● **TEKS SUMBER**:
-------------------------

Selasa, 09 Oktober 2012

Acara Adat Pernikahan Batak Toba

Pada umumnya sepasang kekasih yang sudah saling mengenal dan cocok satu sama lain ingin melanjutkan hubungannya ke tahap yang berikutnya. Tahap tersebut yaitu pernikahan. Pernikahan adalah dambaan setiap pasangan kekasih yang sudah serius dalam menjalani hubungan. Menikah ialah dimana sepasang kekasih saling mengucap janji suci untuk mengikarkan hubungan mereka kedalam sebuah rumah tangga yang akan mereka jalani untuk kedepannya.
            Pernikahan pada umumnya dilakukan secara agama, kemudian dapat dirayakan juga dengan perayaan pesta resepsi pernikahan. Berbagai macam resepsi pernikahan yang ada di dunia ini. Di Indonesia sendiri karena terdapat banyak sekali adat suku dan budaya maka terdapat berbagai macam acara adat pernikahan. Artikel kali ini akan membahas tentang adat pernikahan Batak Toba yang telah dirangkum dari berbagai sumber. Berikut tata cara pernikahan adat batak toba :
A.   Marsibuhai – buhai
Ini adalah langkah awal dalam acara pernikahan adat batak. Pagi hari sebelum dimulai pemberkatan/ catatan sipil/ pesta adat, acara dimulai dengan penjemputan mempelai wanita di rumah disertai dengan makan pagi bersama dan berdoa untuk kelangsungan pesta pernikahan, biasanya disini ada penyerahan bunga oleh mempelai pria dan pemasangan bunga oleh mempelai wanita dilanjutkan dengan penyerahan Tudu-tudu Ni Sipanganon dan Menyerahkan dengke lalu makan bersama, selanjutmya berangkat menuju tempat pemberkatan pernikahan sang mempelai.

-------------------------

Catatan kotak elemen gambar:
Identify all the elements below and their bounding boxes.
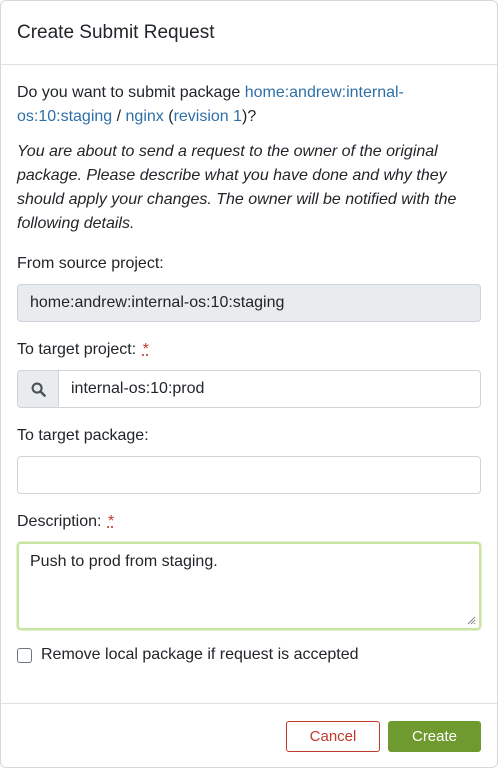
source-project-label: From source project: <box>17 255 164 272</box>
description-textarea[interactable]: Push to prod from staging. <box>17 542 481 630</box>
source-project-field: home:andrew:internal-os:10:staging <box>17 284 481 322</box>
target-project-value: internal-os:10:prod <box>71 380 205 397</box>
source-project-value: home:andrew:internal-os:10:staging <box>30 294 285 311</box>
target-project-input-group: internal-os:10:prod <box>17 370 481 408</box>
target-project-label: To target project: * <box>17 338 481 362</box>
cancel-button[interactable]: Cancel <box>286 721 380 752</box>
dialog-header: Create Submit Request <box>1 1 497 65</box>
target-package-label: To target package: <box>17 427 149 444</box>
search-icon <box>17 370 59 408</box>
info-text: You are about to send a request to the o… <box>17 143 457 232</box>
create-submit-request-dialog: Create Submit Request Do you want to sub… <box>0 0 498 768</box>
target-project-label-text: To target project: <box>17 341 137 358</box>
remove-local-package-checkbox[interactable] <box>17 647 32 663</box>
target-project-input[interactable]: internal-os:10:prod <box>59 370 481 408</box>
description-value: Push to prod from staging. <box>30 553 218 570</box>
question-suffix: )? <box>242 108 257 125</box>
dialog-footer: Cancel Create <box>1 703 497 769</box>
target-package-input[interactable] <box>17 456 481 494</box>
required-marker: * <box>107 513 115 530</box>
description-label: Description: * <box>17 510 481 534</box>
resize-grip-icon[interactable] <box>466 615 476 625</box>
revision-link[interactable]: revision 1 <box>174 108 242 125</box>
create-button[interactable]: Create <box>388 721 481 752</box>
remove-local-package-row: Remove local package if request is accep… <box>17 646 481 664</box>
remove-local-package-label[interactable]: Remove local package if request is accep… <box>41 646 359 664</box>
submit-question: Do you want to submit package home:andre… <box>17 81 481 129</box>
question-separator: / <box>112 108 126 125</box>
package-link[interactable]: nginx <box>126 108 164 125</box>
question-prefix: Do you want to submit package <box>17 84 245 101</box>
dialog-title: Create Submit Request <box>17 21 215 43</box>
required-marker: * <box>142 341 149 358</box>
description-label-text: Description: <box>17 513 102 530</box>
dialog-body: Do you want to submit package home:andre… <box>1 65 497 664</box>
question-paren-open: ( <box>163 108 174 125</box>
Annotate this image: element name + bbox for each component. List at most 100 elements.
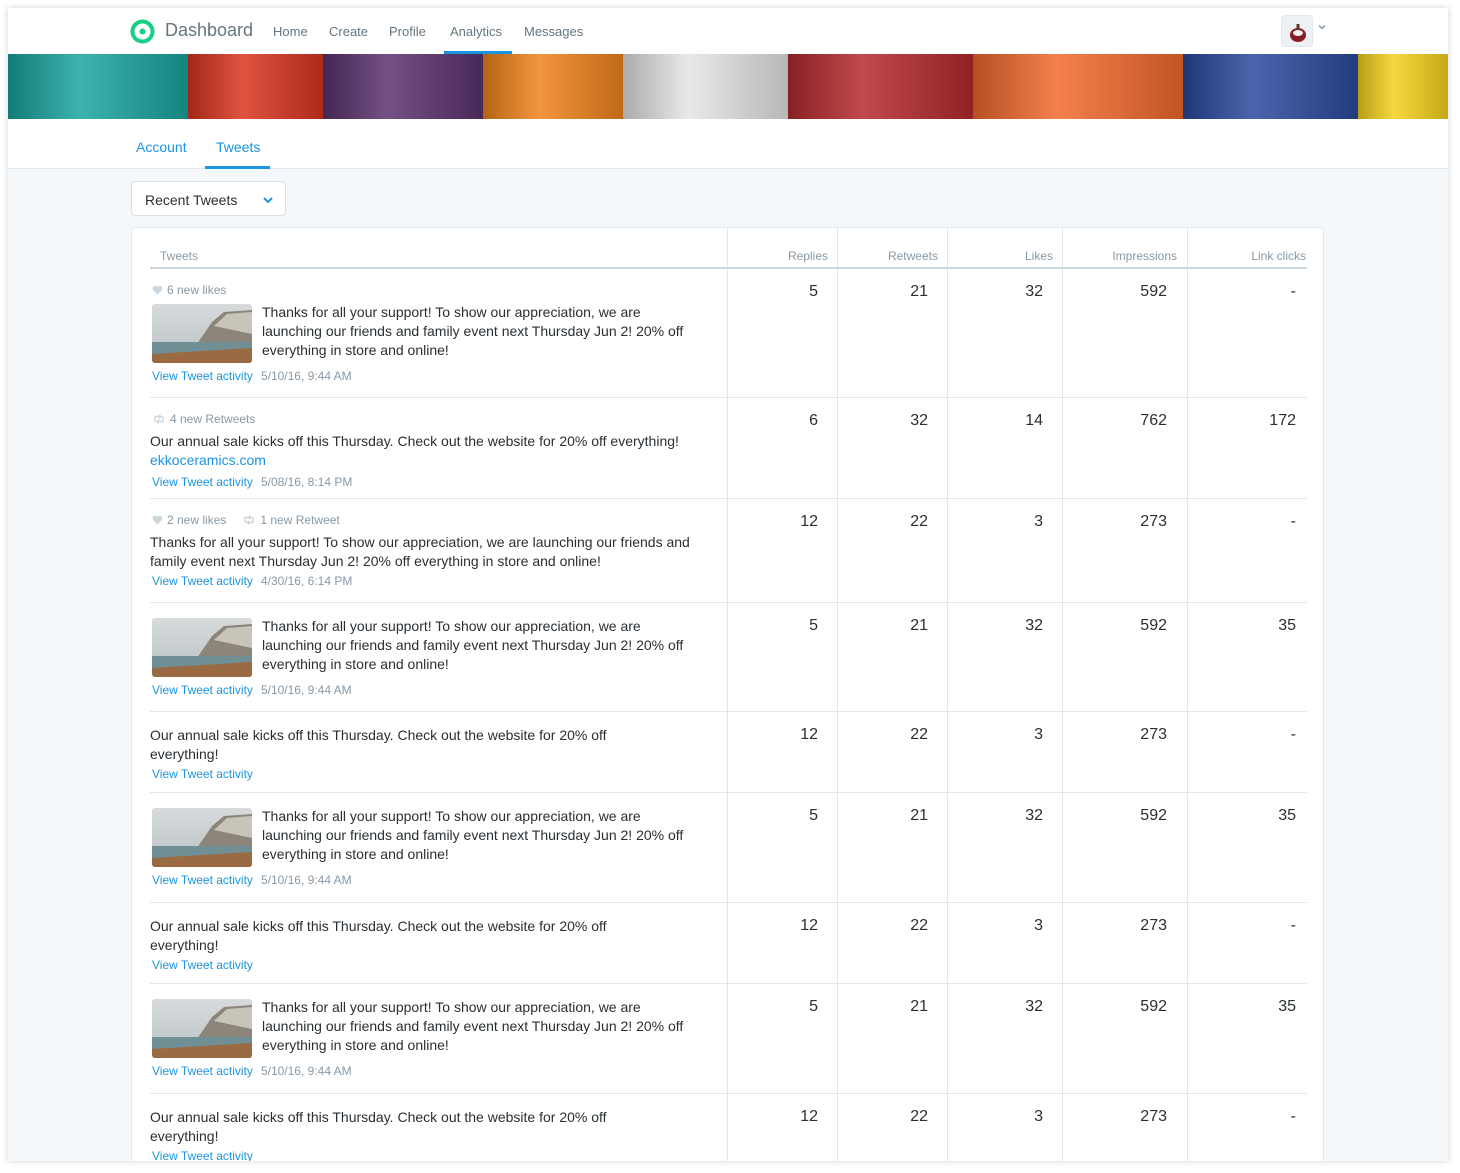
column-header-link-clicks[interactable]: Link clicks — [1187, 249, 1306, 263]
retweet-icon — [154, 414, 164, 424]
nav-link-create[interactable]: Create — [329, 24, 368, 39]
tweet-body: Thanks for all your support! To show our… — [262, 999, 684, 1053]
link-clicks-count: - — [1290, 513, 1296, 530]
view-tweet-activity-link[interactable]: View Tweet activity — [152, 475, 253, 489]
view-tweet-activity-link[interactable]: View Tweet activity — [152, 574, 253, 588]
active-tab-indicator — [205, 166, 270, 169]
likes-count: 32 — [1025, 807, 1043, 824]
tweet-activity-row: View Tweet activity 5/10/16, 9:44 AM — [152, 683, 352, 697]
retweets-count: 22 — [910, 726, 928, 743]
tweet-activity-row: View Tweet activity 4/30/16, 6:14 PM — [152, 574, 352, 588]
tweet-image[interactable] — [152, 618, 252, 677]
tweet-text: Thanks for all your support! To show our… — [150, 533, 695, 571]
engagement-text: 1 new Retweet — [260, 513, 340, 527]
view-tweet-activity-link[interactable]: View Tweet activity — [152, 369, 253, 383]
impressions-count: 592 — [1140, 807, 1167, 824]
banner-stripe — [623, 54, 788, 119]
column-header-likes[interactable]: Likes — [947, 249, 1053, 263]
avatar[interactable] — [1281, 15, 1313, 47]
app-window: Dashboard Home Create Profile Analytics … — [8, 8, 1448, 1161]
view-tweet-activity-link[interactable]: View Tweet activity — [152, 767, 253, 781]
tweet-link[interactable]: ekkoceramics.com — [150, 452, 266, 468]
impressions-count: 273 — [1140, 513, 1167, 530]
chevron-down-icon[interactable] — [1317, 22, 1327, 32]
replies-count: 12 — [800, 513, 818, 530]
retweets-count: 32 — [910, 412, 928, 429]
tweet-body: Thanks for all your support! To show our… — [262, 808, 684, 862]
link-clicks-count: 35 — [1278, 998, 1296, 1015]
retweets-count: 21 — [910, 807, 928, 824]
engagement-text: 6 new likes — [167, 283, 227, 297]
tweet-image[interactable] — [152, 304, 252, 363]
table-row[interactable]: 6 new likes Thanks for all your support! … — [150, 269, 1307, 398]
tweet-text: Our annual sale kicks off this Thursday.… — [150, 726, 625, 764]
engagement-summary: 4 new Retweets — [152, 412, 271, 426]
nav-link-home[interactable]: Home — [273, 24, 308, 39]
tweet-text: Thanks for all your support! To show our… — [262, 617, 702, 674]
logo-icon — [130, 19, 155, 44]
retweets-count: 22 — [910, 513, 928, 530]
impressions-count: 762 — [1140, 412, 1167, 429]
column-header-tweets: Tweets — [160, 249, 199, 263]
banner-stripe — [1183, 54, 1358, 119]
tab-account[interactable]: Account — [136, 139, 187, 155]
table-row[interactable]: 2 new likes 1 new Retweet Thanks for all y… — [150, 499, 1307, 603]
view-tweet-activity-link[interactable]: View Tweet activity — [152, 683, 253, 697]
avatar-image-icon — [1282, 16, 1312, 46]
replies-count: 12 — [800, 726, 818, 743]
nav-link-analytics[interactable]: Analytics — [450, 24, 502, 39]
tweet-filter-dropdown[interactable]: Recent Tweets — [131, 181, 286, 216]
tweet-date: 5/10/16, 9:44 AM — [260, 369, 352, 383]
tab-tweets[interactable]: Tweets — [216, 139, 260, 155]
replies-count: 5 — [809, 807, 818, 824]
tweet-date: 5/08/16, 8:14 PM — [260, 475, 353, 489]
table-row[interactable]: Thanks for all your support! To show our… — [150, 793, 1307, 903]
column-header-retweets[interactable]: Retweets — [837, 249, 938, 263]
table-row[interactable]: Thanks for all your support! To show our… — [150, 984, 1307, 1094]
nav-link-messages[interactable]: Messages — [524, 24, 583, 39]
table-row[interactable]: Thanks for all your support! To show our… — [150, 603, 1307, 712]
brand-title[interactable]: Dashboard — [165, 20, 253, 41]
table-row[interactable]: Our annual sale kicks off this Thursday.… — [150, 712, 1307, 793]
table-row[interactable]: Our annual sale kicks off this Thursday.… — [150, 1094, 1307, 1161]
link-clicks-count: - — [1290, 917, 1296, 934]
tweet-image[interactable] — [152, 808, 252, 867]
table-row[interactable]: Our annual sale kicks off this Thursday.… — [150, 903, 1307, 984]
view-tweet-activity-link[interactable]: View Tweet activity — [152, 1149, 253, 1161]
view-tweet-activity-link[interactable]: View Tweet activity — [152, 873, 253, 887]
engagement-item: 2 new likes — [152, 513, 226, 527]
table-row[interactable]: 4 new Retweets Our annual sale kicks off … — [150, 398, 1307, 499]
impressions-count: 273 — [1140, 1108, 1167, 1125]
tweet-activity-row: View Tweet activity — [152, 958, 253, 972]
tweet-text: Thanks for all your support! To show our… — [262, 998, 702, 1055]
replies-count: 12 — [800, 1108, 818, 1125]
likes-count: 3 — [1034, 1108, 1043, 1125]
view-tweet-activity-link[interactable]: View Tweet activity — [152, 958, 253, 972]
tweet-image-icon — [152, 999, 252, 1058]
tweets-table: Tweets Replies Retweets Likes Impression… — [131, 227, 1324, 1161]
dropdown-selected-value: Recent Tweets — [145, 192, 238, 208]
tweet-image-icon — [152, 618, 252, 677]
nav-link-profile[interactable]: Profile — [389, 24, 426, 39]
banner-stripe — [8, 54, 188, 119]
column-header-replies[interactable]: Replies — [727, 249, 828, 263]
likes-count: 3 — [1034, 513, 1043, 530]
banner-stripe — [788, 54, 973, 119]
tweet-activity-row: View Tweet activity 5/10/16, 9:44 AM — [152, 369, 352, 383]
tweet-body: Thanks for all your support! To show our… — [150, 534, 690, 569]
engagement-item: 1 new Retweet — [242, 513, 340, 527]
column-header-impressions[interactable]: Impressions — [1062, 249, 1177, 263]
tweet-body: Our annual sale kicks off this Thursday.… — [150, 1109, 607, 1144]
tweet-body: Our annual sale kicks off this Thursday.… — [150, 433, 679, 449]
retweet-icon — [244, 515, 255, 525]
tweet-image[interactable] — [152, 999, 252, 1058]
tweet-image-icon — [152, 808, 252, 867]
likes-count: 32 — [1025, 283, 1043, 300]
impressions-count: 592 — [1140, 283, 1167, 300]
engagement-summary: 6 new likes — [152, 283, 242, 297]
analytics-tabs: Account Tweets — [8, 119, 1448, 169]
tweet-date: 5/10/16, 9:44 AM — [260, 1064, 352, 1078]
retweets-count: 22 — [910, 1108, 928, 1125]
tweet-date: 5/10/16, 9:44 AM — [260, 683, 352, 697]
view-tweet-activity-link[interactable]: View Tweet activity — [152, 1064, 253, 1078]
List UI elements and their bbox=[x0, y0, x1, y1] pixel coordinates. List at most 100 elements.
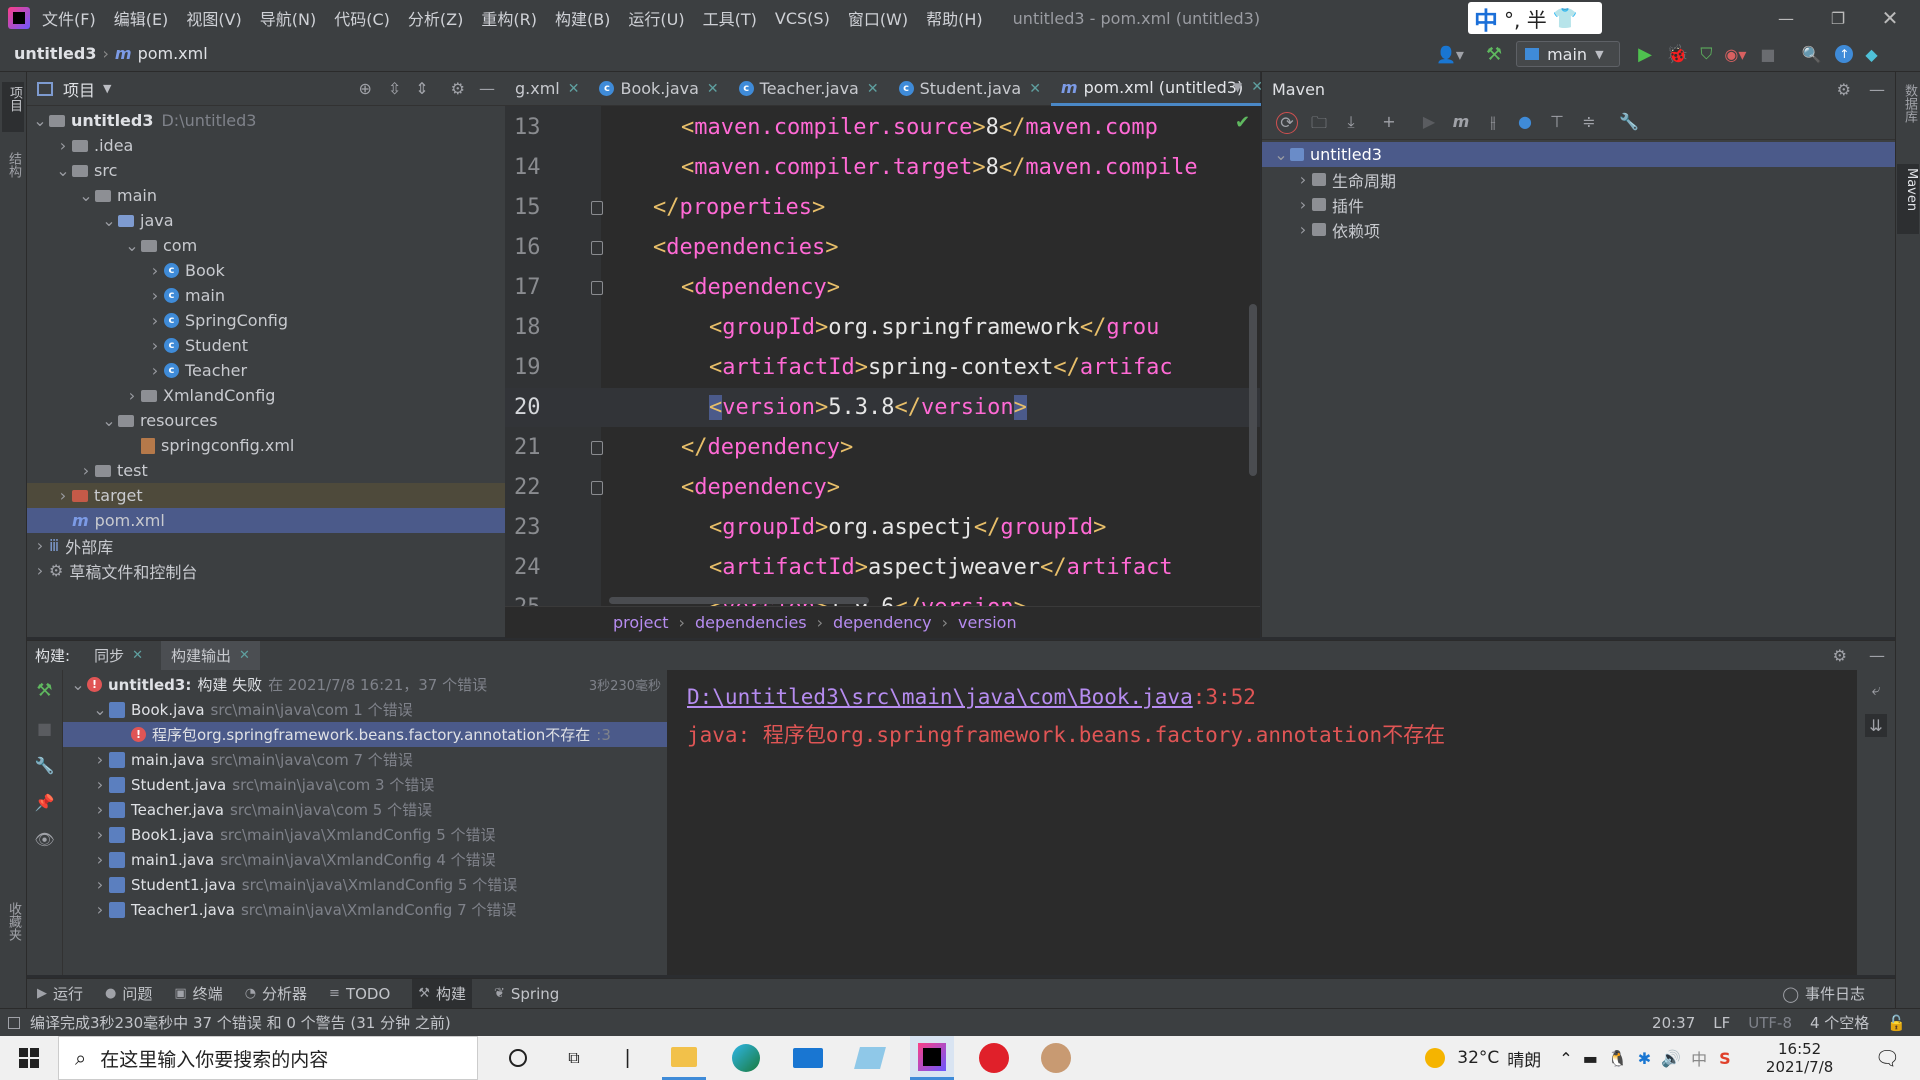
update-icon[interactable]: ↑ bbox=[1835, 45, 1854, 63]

-------------------------

● **PERMINTAAN**:
• a. Kembalikan baris-baris dari catatan tanpa perubahan, mulai dari baris yang memuat "source-project-label: From source" dan berhenti setelah baris yang memuat "search-icon <box>17 370 59 408</box>".
• b. Tolong lanjutkan teks tentang adat pernikahan Batak Toba dari titik teks itu berhenti.
Teks dan catatan di atas adalah dua bahan yang terpisah.

● **JAWABAN YANG DIHARAPKAN**:
• a.
source-project-label: From source project: <box>17 255 164 272</box>
description-textarea[interactable]: Push to prod from staging. <box>17 542 481 630</box>
source-project-field: home:andrew:internal-os:10:staging <box>17 284 481 322</box>
target-project-value: internal-os:10:prod <box>71 380 205 397</box>
source-project-value: home:andrew:internal-os:10:staging <box>30 294 285 311</box>
target-project-input-group: internal-os:10:prod <box>17 370 481 408</box>
target-project-label: To target project: * <box>17 338 481 362</box>
cancel-button[interactable]: Cancel <box>286 721 380 752</box>
dialog-header: Create Submit Request <box>1 1 497 65</box>
target-package-label: To target package: <box>17 427 149 444</box>
search-icon <box>17 370 59 408</box>

• b.
Dalam adat batak ada beberapa sebutan atau istilah batak :
  1. Suhut, kedua pihak yang punya hajatan
  2. Parboru, orang tua  pengenten perempuan=Bona ni haushuton
  3. Paranak, orang tua  pengenten Pria= Suhut Bolon.
  4. Suhut Bolahan amak: Suhut yang menjadi tuan rumah dimana acara adat di selenggrakan.
  5. Suhut naniambangan, suhut yang datang.
  6. Hula-hula, saudara laki-laki dari isteri masing-masing suhut.
  7. Dongan Tubu, semua saudara laki masing-masing suhut.
  8. Boru, semua yang isterinya semarga dengan marga kedua suhut.
  9. Dongan sahuta, arti harafiah “teman sekampung” semua yang tinggal dalam huta/ kampung komunitas (daerah tertentu)  yang sama paradaton/ solupnya.
  10. Ale-ale, sahabat yang diundang bukan berdasarkan garis persaudaraan (kekerabatan atau silsilah).
  11. Uduran, rombongan masing-masing suhut, maupun rombongan masing-masing hula-hulanya.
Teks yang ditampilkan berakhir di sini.